◆ SUPPLIED MATERIAL ◆
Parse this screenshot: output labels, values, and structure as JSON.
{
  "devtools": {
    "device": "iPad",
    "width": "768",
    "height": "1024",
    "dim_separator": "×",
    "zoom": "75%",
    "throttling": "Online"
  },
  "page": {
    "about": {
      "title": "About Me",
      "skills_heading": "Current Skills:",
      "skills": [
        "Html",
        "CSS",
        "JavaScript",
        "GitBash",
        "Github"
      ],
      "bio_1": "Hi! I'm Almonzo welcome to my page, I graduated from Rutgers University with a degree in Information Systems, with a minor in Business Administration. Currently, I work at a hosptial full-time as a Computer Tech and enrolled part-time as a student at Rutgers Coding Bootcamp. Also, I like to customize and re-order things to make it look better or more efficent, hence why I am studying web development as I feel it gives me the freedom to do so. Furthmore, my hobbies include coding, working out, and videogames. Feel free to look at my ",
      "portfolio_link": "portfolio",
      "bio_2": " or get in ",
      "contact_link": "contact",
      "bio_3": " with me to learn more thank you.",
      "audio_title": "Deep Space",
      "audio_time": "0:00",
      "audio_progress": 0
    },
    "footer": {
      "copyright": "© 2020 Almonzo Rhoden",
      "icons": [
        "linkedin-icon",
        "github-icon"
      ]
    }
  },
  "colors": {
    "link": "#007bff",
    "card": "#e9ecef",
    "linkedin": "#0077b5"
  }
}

◆ INSTRUCTIONS FOR THE TASK ◆
The entries above must be returned in full, exactly as shown.

◆ RESULT OF THE EXERCISE ◆
Parse this screenshot: output labels, values, and structure as JSON.
{
  "devtools": {
    "device": "iPad",
    "width": "768",
    "height": "1024",
    "dim_separator": "×",
    "zoom": "75%",
    "throttling": "Online"
  },
  "page": {
    "about": {
      "title": "About Me",
      "skills_heading": "Current Skills:",
      "skills": [
        "Html",
        "CSS",
        "JavaScript",
        "GitBash",
        "Github"
      ],
      "bio_1": "Hi! I'm Almonzo welcome to my page, I graduated from Rutgers University with a degree in Information Systems, with a minor in Business Administration. Currently, I work at a hosptial full-time as a Computer Tech and enrolled part-time as a student at Rutgers Coding Bootcamp. Also, I like to customize and re-order things to make it look better or more efficent, hence why I am studying web development as I feel it gives me the freedom to do so. Furthmore, my hobbies include coding, working out, and videogames. Feel free to look at my ",
      "portfolio_link": "portfolio",
      "bio_2": " or get in ",
      "contact_link": "contact",
      "bio_3": " with me to learn more thank you.",
      "audio_title": "Deep Space",
      "audio_time": "0:00",
      "audio_progress": 0
    },
    "footer": {
      "copyright": "© 2020 Almonzo Rhoden",
      "icons": [
        "linkedin-icon",
        "github-icon"
      ]
    }
  },
  "colors": {
    "link": "#007bff",
    "card": "#e9ecef",
    "linkedin": "#0077b5"
  }
}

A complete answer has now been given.